» Task details: Extract from the text on wills the passage from "A WILL, made" to "c. 26, s. 3.)", reproducing it word for word.
** Start Quoted text **
It may be added, that the easiest and safest mode of revoking a will, is to make a new one of a subsequent date, properly executed and attested; and the easiest as well as the safest way of making any alteration in the regulations or bequests in a will, is to add a codicil, or several codicils if necessary, properly executed and attested.

It is provided by the new statute, that no will shall in future be revoked by any presumption of an intention on the ground of an alteration in circumstances. (s. 19.)

Marriage and the subsequent birth of a child, were heretofore held to constitute such an alteration in a man's circumstances, as to justify the inference that he could not wish a will made by him while unmarried to stand good, to the prejudice of his wife and offspring, and consequently

the law presumed an intention to revoke. No such intention is in future to be presumed (s. 19); but marriage of man or woman is to revoke his or her will previously made, (s. 18.)

It is further provided, that no will or codicil, or any part thereof, which shall be in any manner revoked, shall be revived, otherwise than by the re-execution thereof, or by a codicil executed as before required, and showing an intention to revive the same; and when any will or codicil which shall be partly revoked shall be revived, such revival shall not extend to so much thereof as shall have been revoked before the revocation of the whole thereof, unless an intention to the contrary shall be shown. (s. 22.)

That no conveyance or other act made or done subsequently to the execution of a will, of or relating to any real or personal estate therein comprised, except an act by which such will shall be revoked as aforesaid, shall prevent the operation of the will with respect to such estate or interest in such real or personal estate as the testator shall have power to dispose of by will at the time of his death. (s. 23.)

CHAP. V.

WHAT MAY BE DISPOSED OF BY WILLS MADE

UNDER THE NEW ACT, AND HOW CERTAIN

WORDS AND GIFTS IN WILLS ARE TO BE

CONSTRUED.

A WILL, made and executed in conformity with the new act of Victoria, may dispose of every description of real and personal estate which the testator possessed, or was entitled to, either at law or in equity, at the time of his death, and which, if not disposed of by his will, would descend, if real estate, to his heir-if personal estate, to his executors or administrators. (1 Vict., c. 26, s. 3.)

This power of disposal is, by the act, extended to all real estate of the nature of customary freehold or tenant-right, or customary or copyhold, notwithstanding that the testator may not have surrendered the same to the use of his will; or, notwithstanding that, being entitled, as heir, devisee, or otherwise, to be admitted thereto, he shall not have been admitted thereto;

or notwithstanding that the same, in consequence of the want of a custom to devise or surrender to the use of a will, or otherwise, could not by law have been disposed of by will before the passing of the new act; or notwithstanding that the same, in consequence of there being a custom that a will, or a surrender to the use of a will, should continue in force for a limited time only, or any other special custom, could not have been disposed of by will according to the new act, if the said act had not been made. (Ib.)
** End Quoted text **
** Start Entries **
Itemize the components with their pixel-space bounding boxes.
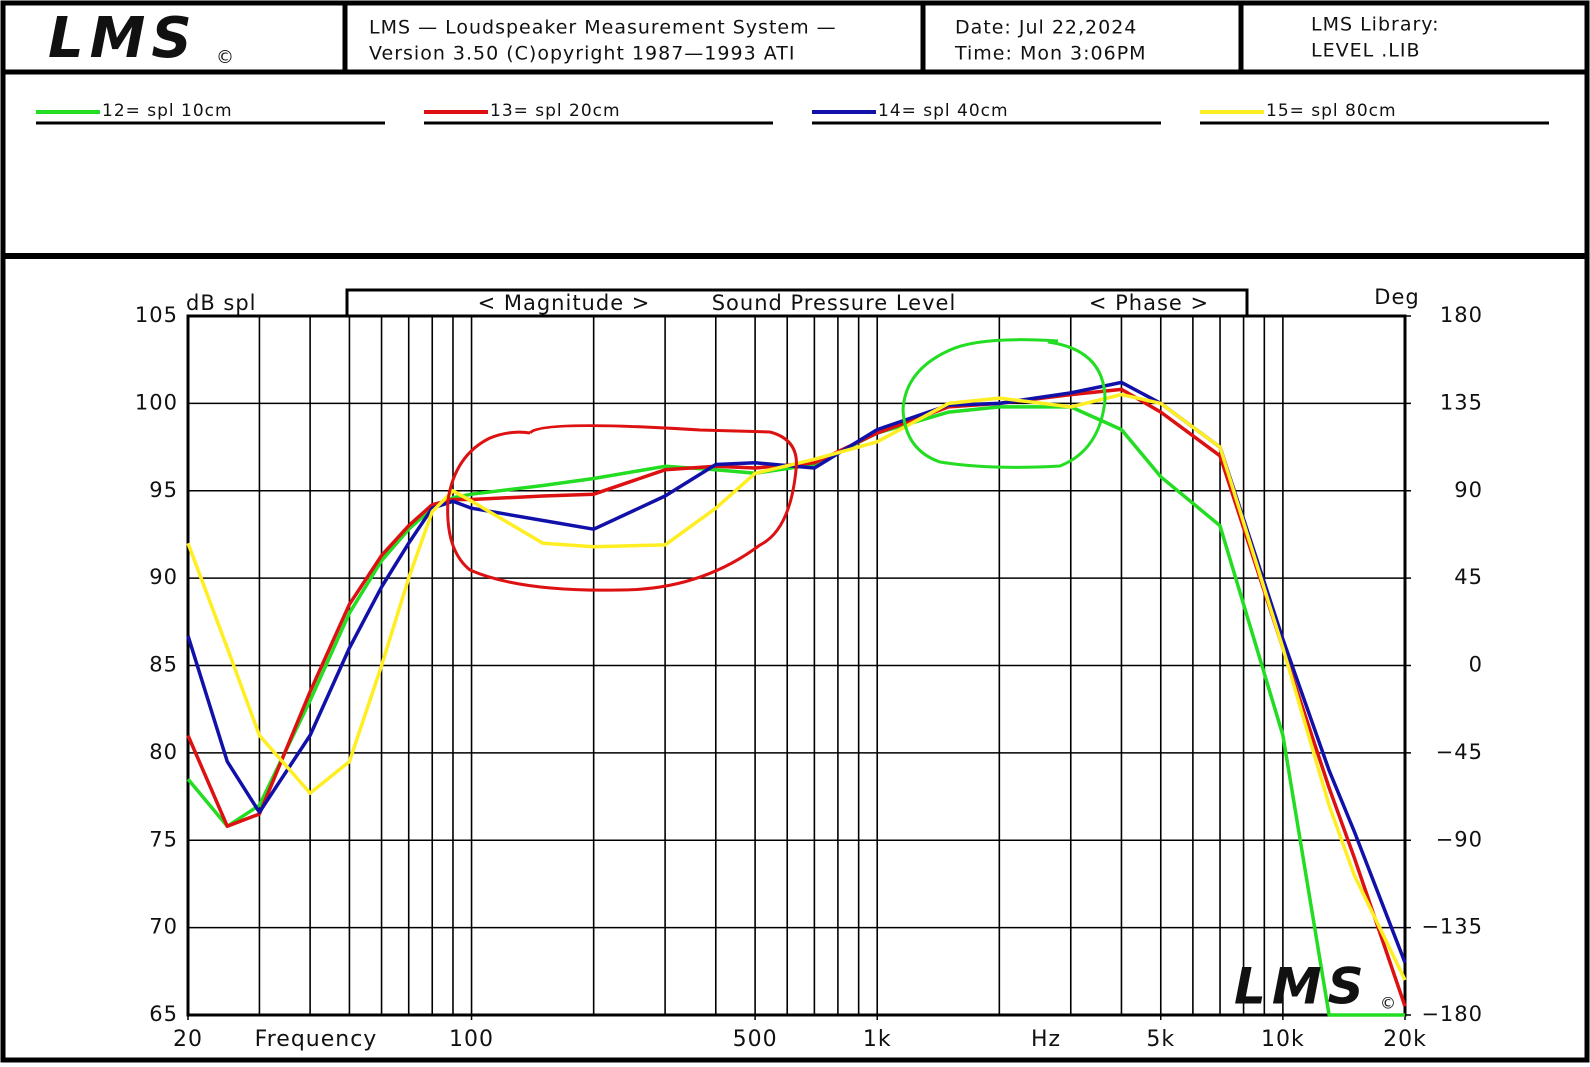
x-tick-label: 20k bbox=[1383, 1027, 1427, 1052]
series-line bbox=[186, 405, 1405, 1017]
y2-tick-label: −180 bbox=[1421, 1002, 1483, 1026]
y-tick-label: 105 bbox=[135, 303, 178, 327]
y2-tick-label: 135 bbox=[1440, 390, 1483, 414]
x-tick-label: 100 bbox=[449, 1027, 494, 1052]
series-line bbox=[186, 392, 1407, 981]
y2-tick-label: 0 bbox=[1469, 653, 1483, 677]
x-tick-label: 20 bbox=[173, 1027, 203, 1052]
y2-axis-label: Deg bbox=[1374, 285, 1419, 309]
y2-tick-label: 180 bbox=[1440, 303, 1483, 327]
watermark: LMS bbox=[1234, 958, 1370, 1016]
x-axis-label: Frequency bbox=[255, 1027, 378, 1052]
title-box bbox=[345, 288, 1249, 318]
y-tick-label: 85 bbox=[149, 653, 178, 677]
x-tick-label: 500 bbox=[733, 1027, 778, 1052]
chart-title: Sound Pressure Level bbox=[712, 291, 957, 315]
x-unit: Hz bbox=[1031, 1027, 1061, 1052]
date: Date: Jul 22,2024 bbox=[955, 17, 1137, 39]
legend-label: 13= spl 20cm bbox=[490, 101, 621, 121]
y-tick-label: 95 bbox=[149, 478, 178, 502]
y-tick-label: 80 bbox=[149, 740, 178, 764]
time: Time: Mon 3:06PM bbox=[954, 43, 1147, 65]
title-left: < Magnitude > bbox=[478, 291, 651, 315]
y-axis-label: dB spl bbox=[186, 291, 257, 315]
x-tick-label: 5k bbox=[1146, 1027, 1175, 1052]
y-tick-label: 90 bbox=[149, 565, 178, 589]
x-tick-label: 10k bbox=[1261, 1027, 1305, 1052]
hand-circle bbox=[901, 338, 1107, 469]
y2-tick-label: −90 bbox=[1436, 827, 1483, 851]
version: Version 3.50 (C)opyright 1987—1993 ATI bbox=[369, 43, 795, 65]
library-file: LEVEL .LIB bbox=[1311, 40, 1420, 62]
y2-tick-label: 45 bbox=[1454, 565, 1483, 589]
x-tick-label: 1k bbox=[863, 1027, 892, 1052]
watermark-mark: © bbox=[1380, 994, 1397, 1013]
y2-tick-label: −45 bbox=[1436, 740, 1483, 764]
y-tick-label: 100 bbox=[135, 390, 178, 414]
plot-frame bbox=[186, 314, 1407, 1017]
y-tick-label: 65 bbox=[149, 1002, 178, 1026]
y2-tick-label: 90 bbox=[1454, 478, 1483, 502]
legend-label: 14= spl 40cm bbox=[878, 101, 1009, 121]
y-tick-label: 75 bbox=[149, 827, 178, 851]
logo-mark: © bbox=[216, 47, 235, 68]
legend-label: 12= spl 10cm bbox=[102, 101, 233, 121]
plot: 65 70 75 80 85 90 95 100 105 −180 −135 −90 −45 0 45 90 1… bbox=[135, 303, 1483, 1052]
y2-tick-label: −135 bbox=[1421, 915, 1483, 939]
y-tick-label: 70 bbox=[149, 915, 178, 939]
legend-label: 15= spl 80cm bbox=[1266, 101, 1397, 121]
hand-circle bbox=[446, 424, 798, 592]
system-name: LMS — Loudspeaker Measurement System — bbox=[369, 17, 837, 39]
logo: LMS bbox=[48, 6, 198, 71]
library: LMS Library: bbox=[1311, 14, 1440, 36]
title-right: < Phase > bbox=[1089, 291, 1209, 315]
** End Entries **
» Written answer:
A WILL, made and executed in conformity with the new act of Victoria, may dispose of every description of real and personal estate which the testator possessed, or was entitled to, either at law or in equity, at the time of his death, and which, if not disposed of by his will, would descend, if real estate, to his heir-if personal estate, to his executors or administrators. (1 Vict., c. 26, s. 3.)